§ **Your task**
Using the data below, copy every line that contains the word "JSON".

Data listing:

++++++

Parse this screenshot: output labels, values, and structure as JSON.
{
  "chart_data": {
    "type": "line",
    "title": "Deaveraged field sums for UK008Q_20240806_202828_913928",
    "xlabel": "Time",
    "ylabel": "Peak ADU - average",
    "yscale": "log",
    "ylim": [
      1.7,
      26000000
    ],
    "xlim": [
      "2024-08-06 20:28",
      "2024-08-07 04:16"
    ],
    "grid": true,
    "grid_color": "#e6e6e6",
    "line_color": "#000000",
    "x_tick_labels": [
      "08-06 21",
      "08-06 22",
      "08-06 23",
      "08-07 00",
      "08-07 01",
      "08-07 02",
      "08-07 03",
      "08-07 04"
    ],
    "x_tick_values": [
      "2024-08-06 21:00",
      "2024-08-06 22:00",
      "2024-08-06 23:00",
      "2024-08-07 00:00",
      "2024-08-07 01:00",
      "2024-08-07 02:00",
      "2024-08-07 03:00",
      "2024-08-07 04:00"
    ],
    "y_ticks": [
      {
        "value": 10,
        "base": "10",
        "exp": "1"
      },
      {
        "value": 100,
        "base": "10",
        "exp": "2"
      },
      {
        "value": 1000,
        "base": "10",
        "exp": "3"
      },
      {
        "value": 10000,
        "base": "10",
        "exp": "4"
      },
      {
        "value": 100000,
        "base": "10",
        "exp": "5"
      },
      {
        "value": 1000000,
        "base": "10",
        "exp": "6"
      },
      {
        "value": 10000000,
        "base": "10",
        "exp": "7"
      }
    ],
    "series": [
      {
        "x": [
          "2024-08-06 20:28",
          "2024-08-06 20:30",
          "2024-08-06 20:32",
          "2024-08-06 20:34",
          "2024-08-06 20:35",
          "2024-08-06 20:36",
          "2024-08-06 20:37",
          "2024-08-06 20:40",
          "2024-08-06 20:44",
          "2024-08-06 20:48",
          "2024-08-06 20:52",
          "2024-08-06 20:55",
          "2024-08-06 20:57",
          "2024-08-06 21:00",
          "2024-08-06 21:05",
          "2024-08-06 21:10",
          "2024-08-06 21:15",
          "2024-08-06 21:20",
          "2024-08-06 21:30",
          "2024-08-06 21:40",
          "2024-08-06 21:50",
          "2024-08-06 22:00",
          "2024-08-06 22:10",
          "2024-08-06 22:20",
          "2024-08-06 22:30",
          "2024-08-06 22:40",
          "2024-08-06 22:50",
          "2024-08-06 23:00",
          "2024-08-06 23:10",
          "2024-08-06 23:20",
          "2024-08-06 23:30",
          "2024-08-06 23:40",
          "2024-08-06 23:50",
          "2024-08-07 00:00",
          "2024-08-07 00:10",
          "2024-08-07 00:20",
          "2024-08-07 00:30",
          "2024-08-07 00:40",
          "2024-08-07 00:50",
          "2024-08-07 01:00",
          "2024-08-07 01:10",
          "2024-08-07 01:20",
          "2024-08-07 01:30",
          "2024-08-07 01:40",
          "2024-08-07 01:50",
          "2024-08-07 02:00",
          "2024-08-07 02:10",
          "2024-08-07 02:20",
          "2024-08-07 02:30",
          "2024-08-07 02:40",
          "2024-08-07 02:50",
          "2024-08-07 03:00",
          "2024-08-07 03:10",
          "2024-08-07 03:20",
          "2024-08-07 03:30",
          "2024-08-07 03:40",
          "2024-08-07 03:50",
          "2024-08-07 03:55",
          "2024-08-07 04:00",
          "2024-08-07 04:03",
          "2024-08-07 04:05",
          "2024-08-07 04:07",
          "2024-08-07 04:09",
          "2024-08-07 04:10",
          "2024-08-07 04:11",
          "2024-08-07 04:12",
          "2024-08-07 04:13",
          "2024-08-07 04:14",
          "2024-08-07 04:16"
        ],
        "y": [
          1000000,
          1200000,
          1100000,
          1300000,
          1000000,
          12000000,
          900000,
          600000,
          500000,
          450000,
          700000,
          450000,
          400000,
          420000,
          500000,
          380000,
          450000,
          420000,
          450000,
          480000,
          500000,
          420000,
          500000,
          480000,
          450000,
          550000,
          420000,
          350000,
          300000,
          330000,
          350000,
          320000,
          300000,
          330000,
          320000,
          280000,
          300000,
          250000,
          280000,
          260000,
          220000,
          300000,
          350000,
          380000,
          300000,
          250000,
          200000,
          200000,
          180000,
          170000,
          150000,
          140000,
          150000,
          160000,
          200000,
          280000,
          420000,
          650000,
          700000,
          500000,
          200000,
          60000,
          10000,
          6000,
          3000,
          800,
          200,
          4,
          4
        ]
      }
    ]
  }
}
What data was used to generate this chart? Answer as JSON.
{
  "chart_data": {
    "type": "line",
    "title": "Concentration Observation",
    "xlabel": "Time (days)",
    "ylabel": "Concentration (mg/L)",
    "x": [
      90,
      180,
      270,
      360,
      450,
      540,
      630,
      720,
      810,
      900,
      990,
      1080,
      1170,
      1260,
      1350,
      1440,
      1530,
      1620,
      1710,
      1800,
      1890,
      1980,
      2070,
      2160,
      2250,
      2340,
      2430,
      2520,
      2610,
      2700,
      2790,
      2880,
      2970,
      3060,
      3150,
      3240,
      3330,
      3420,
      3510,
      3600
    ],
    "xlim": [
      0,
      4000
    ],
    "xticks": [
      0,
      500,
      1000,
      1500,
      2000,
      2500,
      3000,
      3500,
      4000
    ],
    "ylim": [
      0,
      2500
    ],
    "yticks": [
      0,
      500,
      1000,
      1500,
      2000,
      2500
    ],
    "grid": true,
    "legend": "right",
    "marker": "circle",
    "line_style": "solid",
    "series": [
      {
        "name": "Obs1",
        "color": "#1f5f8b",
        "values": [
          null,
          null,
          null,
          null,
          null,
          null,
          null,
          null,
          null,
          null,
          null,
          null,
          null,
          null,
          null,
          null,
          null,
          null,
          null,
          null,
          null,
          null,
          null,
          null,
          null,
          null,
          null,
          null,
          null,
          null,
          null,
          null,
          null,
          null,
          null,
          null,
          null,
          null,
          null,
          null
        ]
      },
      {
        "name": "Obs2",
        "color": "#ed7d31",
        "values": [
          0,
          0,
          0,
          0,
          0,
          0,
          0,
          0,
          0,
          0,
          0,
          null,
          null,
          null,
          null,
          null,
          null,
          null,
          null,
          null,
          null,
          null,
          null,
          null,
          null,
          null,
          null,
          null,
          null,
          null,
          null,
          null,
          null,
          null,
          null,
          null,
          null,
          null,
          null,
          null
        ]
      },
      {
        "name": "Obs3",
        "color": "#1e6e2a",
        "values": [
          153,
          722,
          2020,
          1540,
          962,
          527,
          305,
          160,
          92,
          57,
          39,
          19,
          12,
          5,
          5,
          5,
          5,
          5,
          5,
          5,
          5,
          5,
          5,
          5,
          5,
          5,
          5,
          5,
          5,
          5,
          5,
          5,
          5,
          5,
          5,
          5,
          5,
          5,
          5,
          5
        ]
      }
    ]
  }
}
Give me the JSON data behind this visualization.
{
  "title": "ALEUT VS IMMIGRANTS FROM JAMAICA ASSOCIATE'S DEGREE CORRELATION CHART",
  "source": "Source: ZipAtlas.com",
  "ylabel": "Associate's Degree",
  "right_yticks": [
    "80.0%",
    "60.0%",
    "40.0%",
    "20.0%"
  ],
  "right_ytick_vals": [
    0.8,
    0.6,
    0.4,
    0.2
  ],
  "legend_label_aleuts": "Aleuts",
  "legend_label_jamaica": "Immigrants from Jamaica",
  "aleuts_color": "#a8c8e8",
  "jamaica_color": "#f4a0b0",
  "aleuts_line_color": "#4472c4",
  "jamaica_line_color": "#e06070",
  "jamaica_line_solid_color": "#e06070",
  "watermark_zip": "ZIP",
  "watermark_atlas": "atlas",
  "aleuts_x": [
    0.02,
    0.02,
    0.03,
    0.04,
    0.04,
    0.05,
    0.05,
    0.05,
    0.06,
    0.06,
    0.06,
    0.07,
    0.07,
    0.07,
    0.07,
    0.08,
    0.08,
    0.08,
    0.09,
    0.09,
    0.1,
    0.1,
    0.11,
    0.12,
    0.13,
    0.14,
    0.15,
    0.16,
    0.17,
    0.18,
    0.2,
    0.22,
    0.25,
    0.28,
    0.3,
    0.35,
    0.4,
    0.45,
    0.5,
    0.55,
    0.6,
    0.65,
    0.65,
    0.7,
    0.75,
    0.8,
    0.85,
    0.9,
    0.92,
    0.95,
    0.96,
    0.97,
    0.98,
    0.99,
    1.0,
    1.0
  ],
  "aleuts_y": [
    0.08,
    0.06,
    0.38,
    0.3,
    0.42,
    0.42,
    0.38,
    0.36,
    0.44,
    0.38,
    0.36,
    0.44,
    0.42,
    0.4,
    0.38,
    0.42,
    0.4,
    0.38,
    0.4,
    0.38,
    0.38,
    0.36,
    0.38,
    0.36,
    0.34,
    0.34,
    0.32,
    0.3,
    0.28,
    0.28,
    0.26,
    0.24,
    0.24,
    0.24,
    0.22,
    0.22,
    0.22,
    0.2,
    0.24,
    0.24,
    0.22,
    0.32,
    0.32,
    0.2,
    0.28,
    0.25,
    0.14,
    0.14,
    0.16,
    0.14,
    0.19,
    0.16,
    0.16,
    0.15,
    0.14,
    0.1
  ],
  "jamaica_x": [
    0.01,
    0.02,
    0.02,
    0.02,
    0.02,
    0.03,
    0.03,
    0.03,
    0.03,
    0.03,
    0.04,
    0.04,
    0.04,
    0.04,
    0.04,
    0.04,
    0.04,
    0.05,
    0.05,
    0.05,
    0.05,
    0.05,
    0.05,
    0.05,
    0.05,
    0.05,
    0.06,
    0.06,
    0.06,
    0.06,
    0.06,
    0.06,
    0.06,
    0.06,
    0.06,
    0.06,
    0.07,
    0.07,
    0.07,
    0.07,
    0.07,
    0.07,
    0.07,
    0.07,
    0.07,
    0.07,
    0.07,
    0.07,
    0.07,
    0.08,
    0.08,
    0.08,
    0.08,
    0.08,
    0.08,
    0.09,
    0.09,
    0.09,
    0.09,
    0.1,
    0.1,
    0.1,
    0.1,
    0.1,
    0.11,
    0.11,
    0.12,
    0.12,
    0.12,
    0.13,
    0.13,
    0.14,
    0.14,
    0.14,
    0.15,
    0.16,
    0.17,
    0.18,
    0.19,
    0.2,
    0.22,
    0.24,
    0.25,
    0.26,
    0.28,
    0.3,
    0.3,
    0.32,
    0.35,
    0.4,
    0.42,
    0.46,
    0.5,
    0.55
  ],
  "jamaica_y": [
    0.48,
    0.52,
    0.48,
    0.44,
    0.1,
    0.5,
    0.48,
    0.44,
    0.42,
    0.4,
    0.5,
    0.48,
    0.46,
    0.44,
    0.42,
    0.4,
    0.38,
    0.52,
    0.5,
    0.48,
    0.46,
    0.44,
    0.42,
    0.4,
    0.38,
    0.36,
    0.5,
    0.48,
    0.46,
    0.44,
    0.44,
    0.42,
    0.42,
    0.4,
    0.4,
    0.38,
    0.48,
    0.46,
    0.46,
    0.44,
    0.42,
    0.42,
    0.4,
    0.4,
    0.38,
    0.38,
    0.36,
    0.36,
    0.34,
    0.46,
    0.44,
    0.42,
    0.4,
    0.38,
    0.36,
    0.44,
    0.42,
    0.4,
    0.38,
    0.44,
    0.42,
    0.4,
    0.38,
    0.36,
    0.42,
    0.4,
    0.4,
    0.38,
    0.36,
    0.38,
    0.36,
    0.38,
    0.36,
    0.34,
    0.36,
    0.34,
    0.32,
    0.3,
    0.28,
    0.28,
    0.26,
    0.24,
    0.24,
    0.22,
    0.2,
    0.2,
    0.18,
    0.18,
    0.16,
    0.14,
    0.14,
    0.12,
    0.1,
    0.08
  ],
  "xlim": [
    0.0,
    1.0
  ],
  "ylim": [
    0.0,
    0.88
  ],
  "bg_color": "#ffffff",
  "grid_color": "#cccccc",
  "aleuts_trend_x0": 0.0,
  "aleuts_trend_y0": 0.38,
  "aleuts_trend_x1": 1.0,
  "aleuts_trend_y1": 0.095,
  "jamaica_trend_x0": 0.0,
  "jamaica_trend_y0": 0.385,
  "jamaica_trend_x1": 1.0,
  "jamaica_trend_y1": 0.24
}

++++++

§ **Task response**
Parse this screenshot: output labels, values, and structure as JSON.
What data was used to generate this chart? Answer as JSON.
Give me the JSON data behind this visualization.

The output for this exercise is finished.